(Collected data entries)

★ ★ ★ ★

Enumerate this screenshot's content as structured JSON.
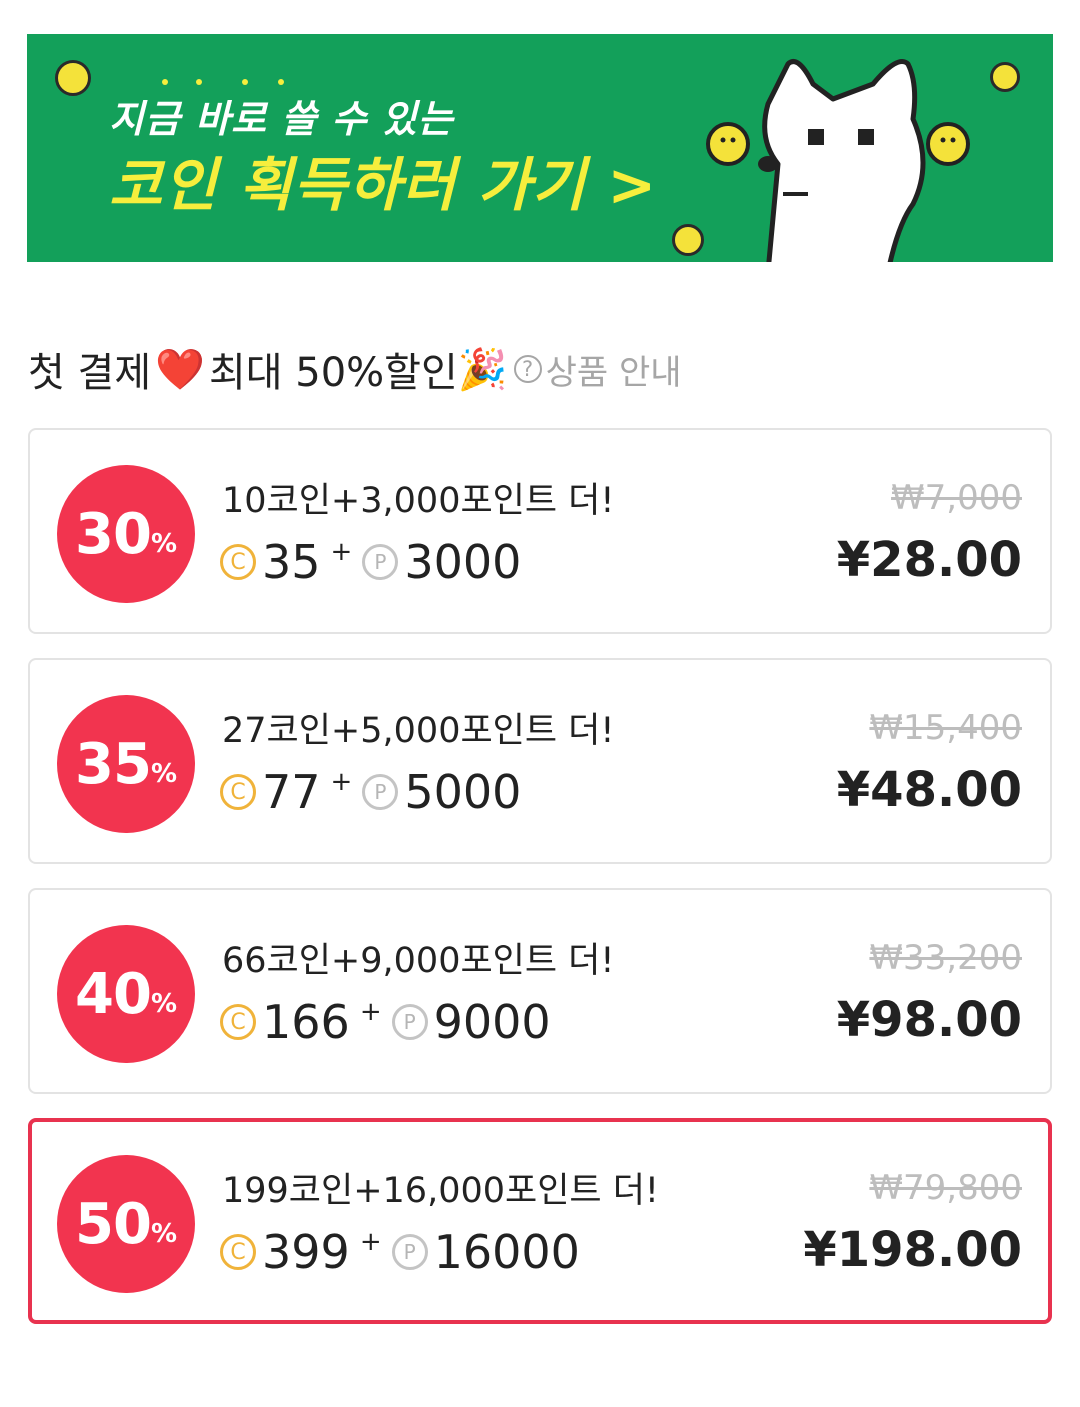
{
  "banner": {
    "line1": "지금 바로 쓸 수 있는",
    "line2": "코인 획득하러 가기 >",
    "background": "#13a05a",
    "headline_color": "#f6ee3d"
  },
  "section": {
    "title_part1": "첫 결제",
    "heart": "❤️",
    "title_part2": "최대 50%할인",
    "party": "🎉",
    "guide_icon": "?",
    "guide_label": "상품 안내"
  },
  "icons": {
    "coin": "C",
    "point": "P",
    "plus": "+"
  },
  "accent_color": "#f2344f",
  "products": [
    {
      "discount": "30",
      "pct": "%",
      "title": "10코인+3,000포인트 더!",
      "coins": "35",
      "points": "3000",
      "original_price": "₩7,000",
      "price": "¥28.00",
      "selected": false
    },
    {
      "discount": "35",
      "pct": "%",
      "title": "27코인+5,000포인트 더!",
      "coins": "77",
      "points": "5000",
      "original_price": "₩15,400",
      "price": "¥48.00",
      "selected": false
    },
    {
      "discount": "40",
      "pct": "%",
      "title": "66코인+9,000포인트 더!",
      "coins": "166",
      "points": "9000",
      "original_price": "₩33,200",
      "price": "¥98.00",
      "selected": false
    },
    {
      "discount": "50",
      "pct": "%",
      "title": "199코인+16,000포인트 더!",
      "coins": "399",
      "points": "16000",
      "original_price": "₩79,800",
      "price": "¥198.00",
      "selected": true
    }
  ]
}
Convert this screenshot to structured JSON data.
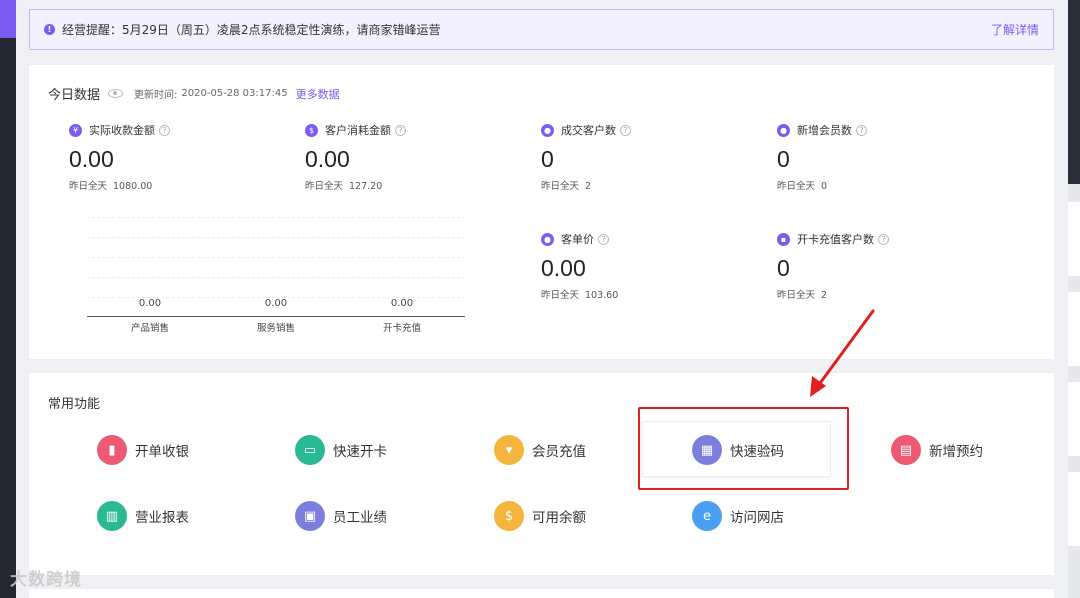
{
  "notice": {
    "text": "经营提醒：5月29日（周五）凌晨2点系统稳定性演练，请商家错峰运营",
    "link": "了解详情"
  },
  "today": {
    "title": "今日数据",
    "updated_label": "更新时间:",
    "updated_time": "2020-05-28 03:17:45",
    "more_label": "更多数据",
    "stats": [
      {
        "icon": "¥",
        "label": "实际收款金额",
        "value": "0.00",
        "yesterday_label": "昨日全天",
        "yesterday_value": "1080.00"
      },
      {
        "icon": "$",
        "label": "客户消耗金额",
        "value": "0.00",
        "yesterday_label": "昨日全天",
        "yesterday_value": "127.20"
      },
      {
        "icon": "●",
        "label": "成交客户数",
        "value": "0",
        "yesterday_label": "昨日全天",
        "yesterday_value": "2"
      },
      {
        "icon": "●",
        "label": "新增会员数",
        "value": "0",
        "yesterday_label": "昨日全天",
        "yesterday_value": "0"
      },
      {
        "icon": "●",
        "label": "客单价",
        "value": "0.00",
        "yesterday_label": "昨日全天",
        "yesterday_value": "103.60"
      },
      {
        "icon": "▪",
        "label": "开卡充值客户数",
        "value": "0",
        "yesterday_label": "昨日全天",
        "yesterday_value": "2"
      }
    ]
  },
  "chart_data": {
    "type": "bar",
    "categories": [
      "产品销售",
      "服务销售",
      "开卡充值"
    ],
    "values": [
      0,
      0,
      0
    ],
    "value_labels": [
      "0.00",
      "0.00",
      "0.00"
    ]
  },
  "functions": {
    "title": "常用功能",
    "items": [
      {
        "label": "开单收银",
        "color": "#ec5b73",
        "glyph": "▮"
      },
      {
        "label": "快速开卡",
        "color": "#2bb894",
        "glyph": "▭"
      },
      {
        "label": "会员充值",
        "color": "#f4b53c",
        "glyph": "▾"
      },
      {
        "label": "快速验码",
        "color": "#7b7fdb",
        "glyph": "▦"
      },
      {
        "label": "新增预约",
        "color": "#ec5b73",
        "glyph": "▤"
      },
      {
        "label": "营业报表",
        "color": "#2bb894",
        "glyph": "▥"
      },
      {
        "label": "员工业绩",
        "color": "#7b7fdb",
        "glyph": "▣"
      },
      {
        "label": "可用余额",
        "color": "#f4b53c",
        "glyph": "$"
      },
      {
        "label": "访问网店",
        "color": "#4a9ff0",
        "glyph": "e"
      }
    ]
  },
  "watermark": "大数跨境"
}
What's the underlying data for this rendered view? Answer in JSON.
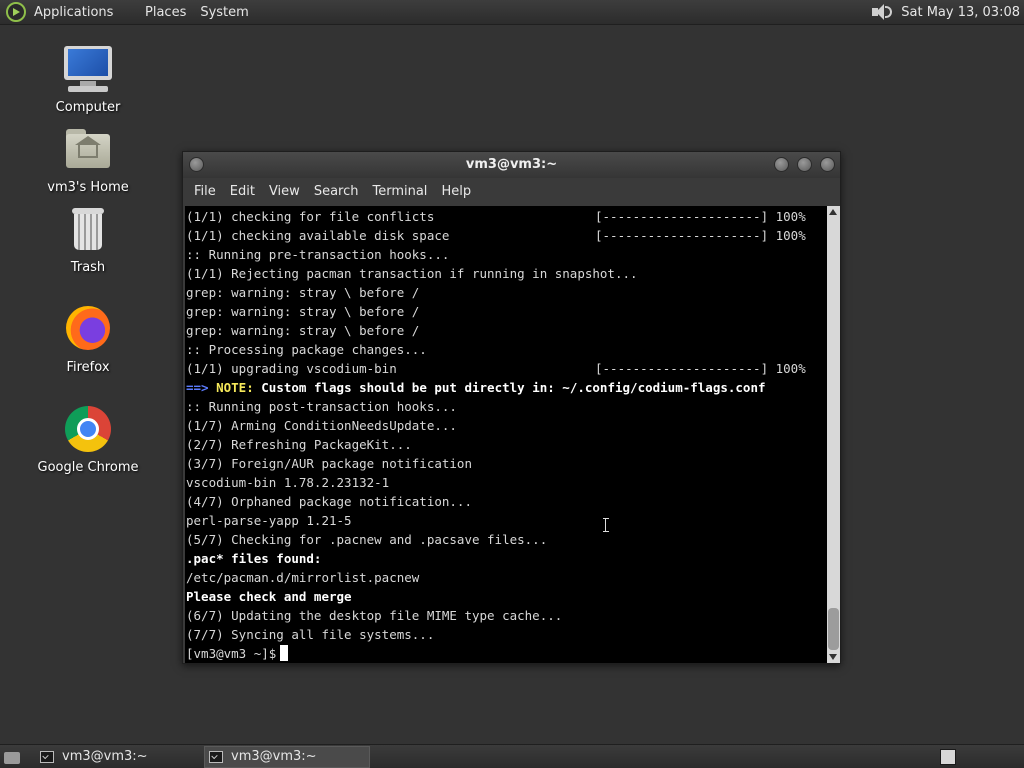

★ ★ ★ ★

## JOB
Copy every line above word for word and exclude the pictures.

## ANSWER TO THE EXERCISE
Enumerate this screenshot's content as structured JSON.
{
  "banner": {
    "line1": "지금 바로 쓸 수 있는",
    "line2": "코인 획득하러 가기 >",
    "background": "#13a05a",
    "headline_color": "#f6ee3d"
  },
  "section": {
    "title_part1": "첫 결제",
    "heart": "❤️",
    "title_part2": "최대 50%할인",
    "party": "🎉",
    "guide_icon": "?",
    "guide_label": "상품 안내"
  },
  "icons": {
    "coin": "C",
    "point": "P",
    "plus": "+"
  },
  "accent_color": "#f2344f",
  "products": [
    {
      "discount": "30",
      "pct": "%",
      "title": "10코인+3,000포인트 더!",
      "coins": "35",
      "points": "3000",
      "original_price": "₩7,000",
      "price": "¥28.00",
      "selected": false
    },
    {
      "discount": "35",
      "pct": "%",
      "title": "27코인+5,000포인트 더!",
      "coins": "77",
      "points": "5000",
      "original_price": "₩15,400",
      "price": "¥48.00",
      "selected": false
    },
    {
      "discount": "40",
      "pct": "%",
      "title": "66코인+9,000포인트 더!",
      "coins": "166",
      "points": "9000",
      "original_price": "₩33,200",
      "price": "¥98.00",
      "selected": false
    },
    {
      "discount": "50",
      "pct": "%",
      "title": "199코인+16,000포인트 더!",
      "coins": "399",
      "points": "16000",
      "original_price": "₩79,800",
      "price": "¥198.00",
      "selected": true
    }
  ]
}
Convert this screenshot to structured JSON data.
{
  "notice": {
    "text": "经营提醒：5月29日（周五）凌晨2点系统稳定性演练，请商家错峰运营",
    "link": "了解详情"
  },
  "today": {
    "title": "今日数据",
    "updated_label": "更新时间:",
    "updated_time": "2020-05-28 03:17:45",
    "more_label": "更多数据",
    "stats": [
      {
        "icon": "¥",
        "label": "实际收款金额",
        "value": "0.00",
        "yesterday_label": "昨日全天",
        "yesterday_value": "1080.00"
      },
      {
        "icon": "$",
        "label": "客户消耗金额",
        "value": "0.00",
        "yesterday_label": "昨日全天",
        "yesterday_value": "127.20"
      },
      {
        "icon": "●",
        "label": "成交客户数",
        "value": "0",
        "yesterday_label": "昨日全天",
        "yesterday_value": "2"
      },
      {
        "icon": "●",
        "label": "新增会员数",
        "value": "0",
        "yesterday_label": "昨日全天",
        "yesterday_value": "0"
      },
      {
        "icon": "●",
        "label": "客单价",
        "value": "0.00",
        "yesterday_label": "昨日全天",
        "yesterday_value": "103.60"
      },
      {
        "icon": "▪",
        "label": "开卡充值客户数",
        "value": "0",
        "yesterday_label": "昨日全天",
        "yesterday_value": "2"
      }
    ]
  },
  "chart_data": {
    "type": "bar",
    "categories": [
      "产品销售",
      "服务销售",
      "开卡充值"
    ],
    "values": [
      0,
      0,
      0
    ],
    "value_labels": [
      "0.00",
      "0.00",
      "0.00"
    ]
  },
  "functions": {
    "title": "常用功能",
    "items": [
      {
        "label": "开单收银",
        "color": "#ec5b73",
        "glyph": "▮"
      },
      {
        "label": "快速开卡",
        "color": "#2bb894",
        "glyph": "▭"
      },
      {
        "label": "会员充值",
        "color": "#f4b53c",
        "glyph": "▾"
      },
      {
        "label": "快速验码",
        "color": "#7b7fdb",
        "glyph": "▦"
      },
      {
        "label": "新增预约",
        "color": "#ec5b73",
        "glyph": "▤"
      },
      {
        "label": "营业报表",
        "color": "#2bb894",
        "glyph": "▥"
      },
      {
        "label": "员工业绩",
        "color": "#7b7fdb",
        "glyph": "▣"
      },
      {
        "label": "可用余额",
        "color": "#f4b53c",
        "glyph": "$"
      },
      {
        "label": "访问网店",
        "color": "#4a9ff0",
        "glyph": "e"
      }
    ]
  },
  "watermark": "大数跨境"
}
What's the underlying data for this rendered view? Answer in JSON.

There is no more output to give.